▸ INPUT DATA:
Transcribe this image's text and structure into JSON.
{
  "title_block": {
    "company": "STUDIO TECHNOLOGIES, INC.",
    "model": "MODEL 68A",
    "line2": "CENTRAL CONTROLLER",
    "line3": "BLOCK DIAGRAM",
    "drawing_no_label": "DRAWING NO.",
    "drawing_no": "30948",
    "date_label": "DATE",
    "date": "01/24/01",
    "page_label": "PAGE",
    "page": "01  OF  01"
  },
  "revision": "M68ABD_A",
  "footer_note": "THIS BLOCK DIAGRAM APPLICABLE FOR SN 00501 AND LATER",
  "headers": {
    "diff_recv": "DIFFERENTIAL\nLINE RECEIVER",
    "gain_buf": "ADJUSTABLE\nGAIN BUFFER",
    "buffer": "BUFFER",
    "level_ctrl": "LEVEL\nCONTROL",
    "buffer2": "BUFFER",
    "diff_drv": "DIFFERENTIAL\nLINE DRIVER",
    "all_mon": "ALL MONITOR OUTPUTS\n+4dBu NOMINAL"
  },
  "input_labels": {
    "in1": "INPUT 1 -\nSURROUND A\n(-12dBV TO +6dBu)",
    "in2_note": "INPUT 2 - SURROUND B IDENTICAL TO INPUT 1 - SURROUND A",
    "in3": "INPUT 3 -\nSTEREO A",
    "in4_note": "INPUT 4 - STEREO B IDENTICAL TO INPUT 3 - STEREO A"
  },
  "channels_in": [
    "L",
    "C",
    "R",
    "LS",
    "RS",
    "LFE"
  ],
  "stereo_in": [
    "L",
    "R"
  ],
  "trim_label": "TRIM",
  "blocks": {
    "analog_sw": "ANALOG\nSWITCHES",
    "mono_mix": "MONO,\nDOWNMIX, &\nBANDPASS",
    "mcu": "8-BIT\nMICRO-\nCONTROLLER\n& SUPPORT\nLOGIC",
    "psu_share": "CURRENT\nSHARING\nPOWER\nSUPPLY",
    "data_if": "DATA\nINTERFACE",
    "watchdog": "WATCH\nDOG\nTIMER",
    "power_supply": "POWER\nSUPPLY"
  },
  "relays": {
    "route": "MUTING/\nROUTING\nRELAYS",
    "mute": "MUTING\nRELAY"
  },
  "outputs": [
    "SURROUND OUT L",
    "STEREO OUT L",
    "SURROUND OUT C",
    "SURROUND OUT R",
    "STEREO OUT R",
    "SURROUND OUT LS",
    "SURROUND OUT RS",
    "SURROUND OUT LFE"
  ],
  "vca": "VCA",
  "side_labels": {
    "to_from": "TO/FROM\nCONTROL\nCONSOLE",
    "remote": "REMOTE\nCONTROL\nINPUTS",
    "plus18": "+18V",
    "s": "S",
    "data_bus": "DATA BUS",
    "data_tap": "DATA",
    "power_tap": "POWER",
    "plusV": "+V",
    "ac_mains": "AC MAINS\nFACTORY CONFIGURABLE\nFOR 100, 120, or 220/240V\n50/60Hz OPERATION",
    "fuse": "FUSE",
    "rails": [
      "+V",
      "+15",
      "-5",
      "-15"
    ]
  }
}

▸ WHAT TO DO: Set down all of the records shown above once more, exactly.

▸ THE RESULT:
Transcribe this image's text and structure into JSON.
{
  "title_block": {
    "company": "STUDIO TECHNOLOGIES, INC.",
    "model": "MODEL 68A",
    "line2": "CENTRAL CONTROLLER",
    "line3": "BLOCK DIAGRAM",
    "drawing_no_label": "DRAWING NO.",
    "drawing_no": "30948",
    "date_label": "DATE",
    "date": "01/24/01",
    "page_label": "PAGE",
    "page": "01  OF  01"
  },
  "revision": "M68ABD_A",
  "footer_note": "THIS BLOCK DIAGRAM APPLICABLE FOR SN 00501 AND LATER",
  "headers": {
    "diff_recv": "DIFFERENTIAL\nLINE RECEIVER",
    "gain_buf": "ADJUSTABLE\nGAIN BUFFER",
    "buffer": "BUFFER",
    "level_ctrl": "LEVEL\nCONTROL",
    "buffer2": "BUFFER",
    "diff_drv": "DIFFERENTIAL\nLINE DRIVER",
    "all_mon": "ALL MONITOR OUTPUTS\n+4dBu NOMINAL"
  },
  "input_labels": {
    "in1": "INPUT 1 -\nSURROUND A\n(-12dBV TO +6dBu)",
    "in2_note": "INPUT 2 - SURROUND B IDENTICAL TO INPUT 1 - SURROUND A",
    "in3": "INPUT 3 -\nSTEREO A",
    "in4_note": "INPUT 4 - STEREO B IDENTICAL TO INPUT 3 - STEREO A"
  },
  "channels_in": [
    "L",
    "C",
    "R",
    "LS",
    "RS",
    "LFE"
  ],
  "stereo_in": [
    "L",
    "R"
  ],
  "trim_label": "TRIM",
  "blocks": {
    "analog_sw": "ANALOG\nSWITCHES",
    "mono_mix": "MONO,\nDOWNMIX, &\nBANDPASS",
    "mcu": "8-BIT\nMICRO-\nCONTROLLER\n& SUPPORT\nLOGIC",
    "psu_share": "CURRENT\nSHARING\nPOWER\nSUPPLY",
    "data_if": "DATA\nINTERFACE",
    "watchdog": "WATCH\nDOG\nTIMER",
    "power_supply": "POWER\nSUPPLY"
  },
  "relays": {
    "route": "MUTING/\nROUTING\nRELAYS",
    "mute": "MUTING\nRELAY"
  },
  "outputs": [
    "SURROUND OUT L",
    "STEREO OUT L",
    "SURROUND OUT C",
    "SURROUND OUT R",
    "STEREO OUT R",
    "SURROUND OUT LS",
    "SURROUND OUT RS",
    "SURROUND OUT LFE"
  ],
  "vca": "VCA",
  "side_labels": {
    "to_from": "TO/FROM\nCONTROL\nCONSOLE",
    "remote": "REMOTE\nCONTROL\nINPUTS",
    "plus18": "+18V",
    "s": "S",
    "data_bus": "DATA BUS",
    "data_tap": "DATA",
    "power_tap": "POWER",
    "plusV": "+V",
    "ac_mains": "AC MAINS\nFACTORY CONFIGURABLE\nFOR 100, 120, or 220/240V\n50/60Hz OPERATION",
    "fuse": "FUSE",
    "rails": [
      "+V",
      "+15",
      "-5",
      "-15"
    ]
  }
}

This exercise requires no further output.